Stated task = Write out each record below exactly as it appears, with no pictures.

Information provided =

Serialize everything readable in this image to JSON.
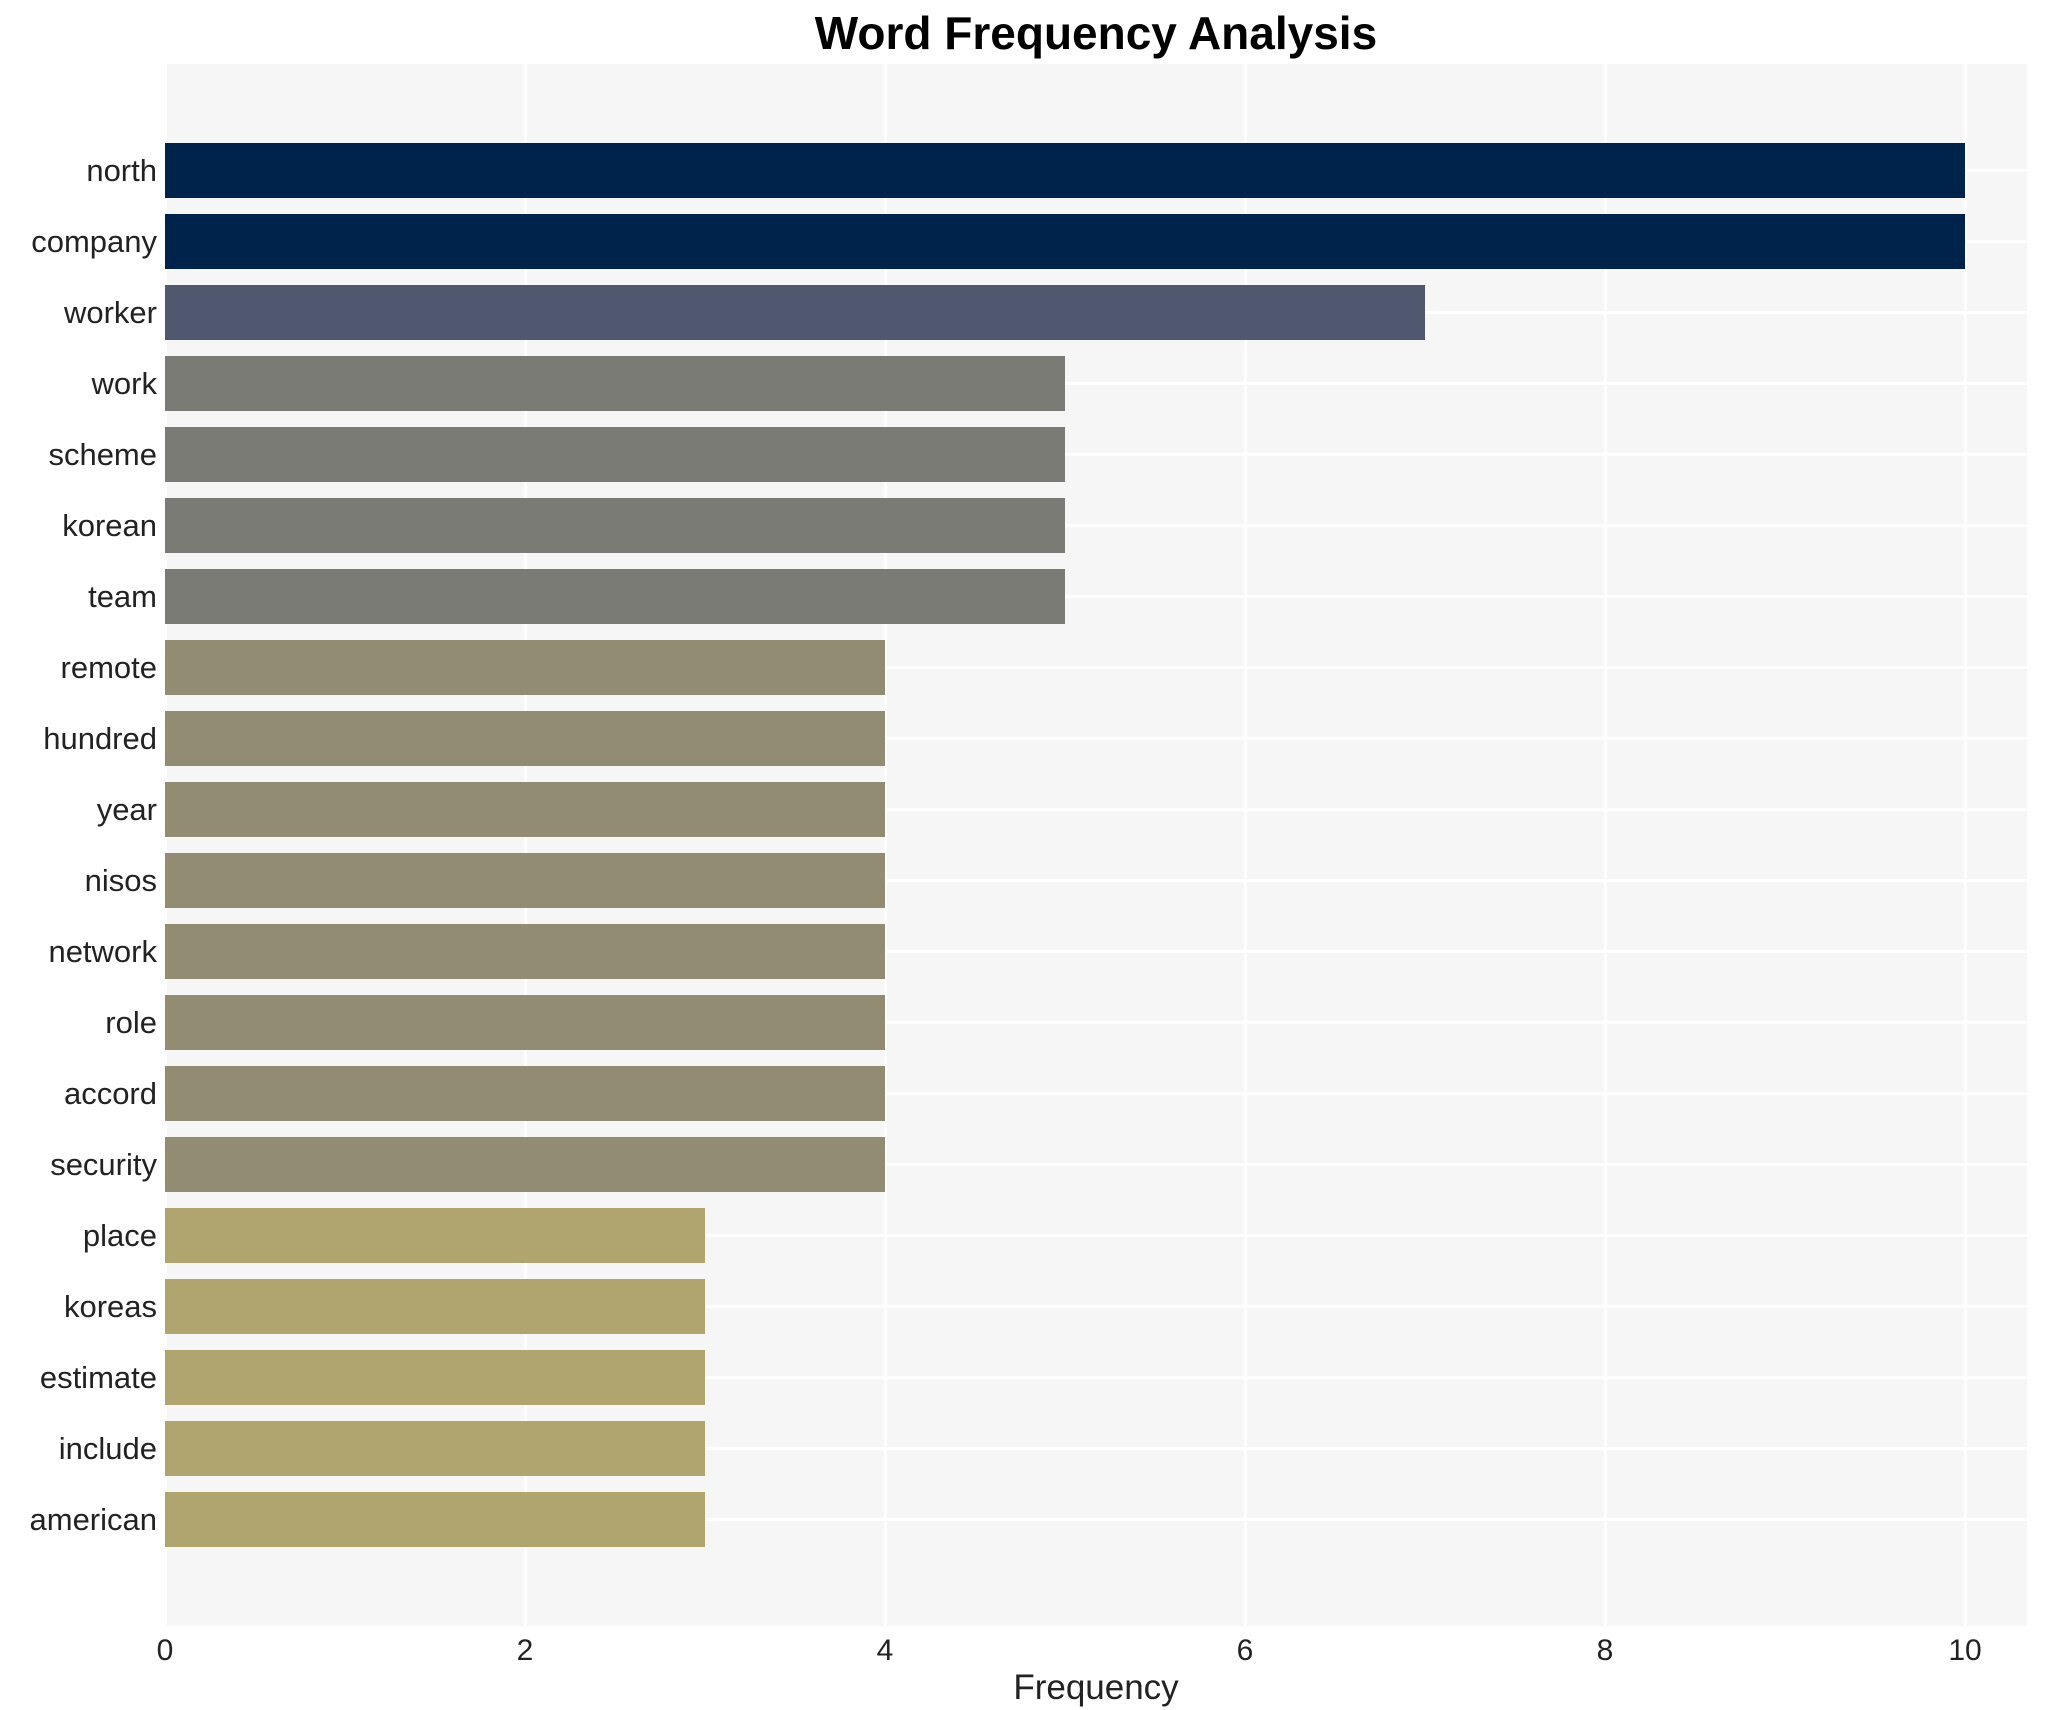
{
  "title": "Word Frequency Analysis",
  "chart_data": {
    "type": "bar",
    "orientation": "horizontal",
    "title": "Word Frequency Analysis",
    "xlabel": "Frequency",
    "ylabel": "",
    "categories": [
      "north",
      "company",
      "worker",
      "work",
      "scheme",
      "korean",
      "team",
      "remote",
      "hundred",
      "year",
      "nisos",
      "network",
      "role",
      "accord",
      "security",
      "place",
      "koreas",
      "estimate",
      "include",
      "american"
    ],
    "values": [
      10,
      10,
      7,
      5,
      5,
      5,
      5,
      4,
      4,
      4,
      4,
      4,
      4,
      4,
      4,
      3,
      3,
      3,
      3,
      3
    ],
    "x_ticks": [
      "0",
      "2",
      "4",
      "6",
      "8",
      "10"
    ],
    "x_tick_values": [
      0,
      2,
      4,
      6,
      8,
      10
    ],
    "xlim": [
      0,
      10.34
    ],
    "grid": true,
    "legend": false,
    "colors": {
      "plot_background": "#f6f6f7",
      "figure_background": "#ffffff",
      "gridline": "#ffffff",
      "text": "#222222",
      "title_text": "#000000"
    },
    "value_colors": {
      "10": "#00234c",
      "7": "#4f586e",
      "5": "#7b7b76",
      "4": "#928c73",
      "3": "#b0a56e"
    }
  }
}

The response =
Serialize everything readable in this image to JSON.
{
  "title": "Word Frequency Analysis",
  "chart_data": {
    "type": "bar",
    "orientation": "horizontal",
    "title": "Word Frequency Analysis",
    "xlabel": "Frequency",
    "ylabel": "",
    "categories": [
      "north",
      "company",
      "worker",
      "work",
      "scheme",
      "korean",
      "team",
      "remote",
      "hundred",
      "year",
      "nisos",
      "network",
      "role",
      "accord",
      "security",
      "place",
      "koreas",
      "estimate",
      "include",
      "american"
    ],
    "values": [
      10,
      10,
      7,
      5,
      5,
      5,
      5,
      4,
      4,
      4,
      4,
      4,
      4,
      4,
      4,
      3,
      3,
      3,
      3,
      3
    ],
    "x_ticks": [
      "0",
      "2",
      "4",
      "6",
      "8",
      "10"
    ],
    "x_tick_values": [
      0,
      2,
      4,
      6,
      8,
      10
    ],
    "xlim": [
      0,
      10.34
    ],
    "grid": true,
    "legend": false,
    "colors": {
      "plot_background": "#f6f6f7",
      "figure_background": "#ffffff",
      "gridline": "#ffffff",
      "text": "#222222",
      "title_text": "#000000"
    },
    "value_colors": {
      "10": "#00234c",
      "7": "#4f586e",
      "5": "#7b7b76",
      "4": "#928c73",
      "3": "#b0a56e"
    }
  }
}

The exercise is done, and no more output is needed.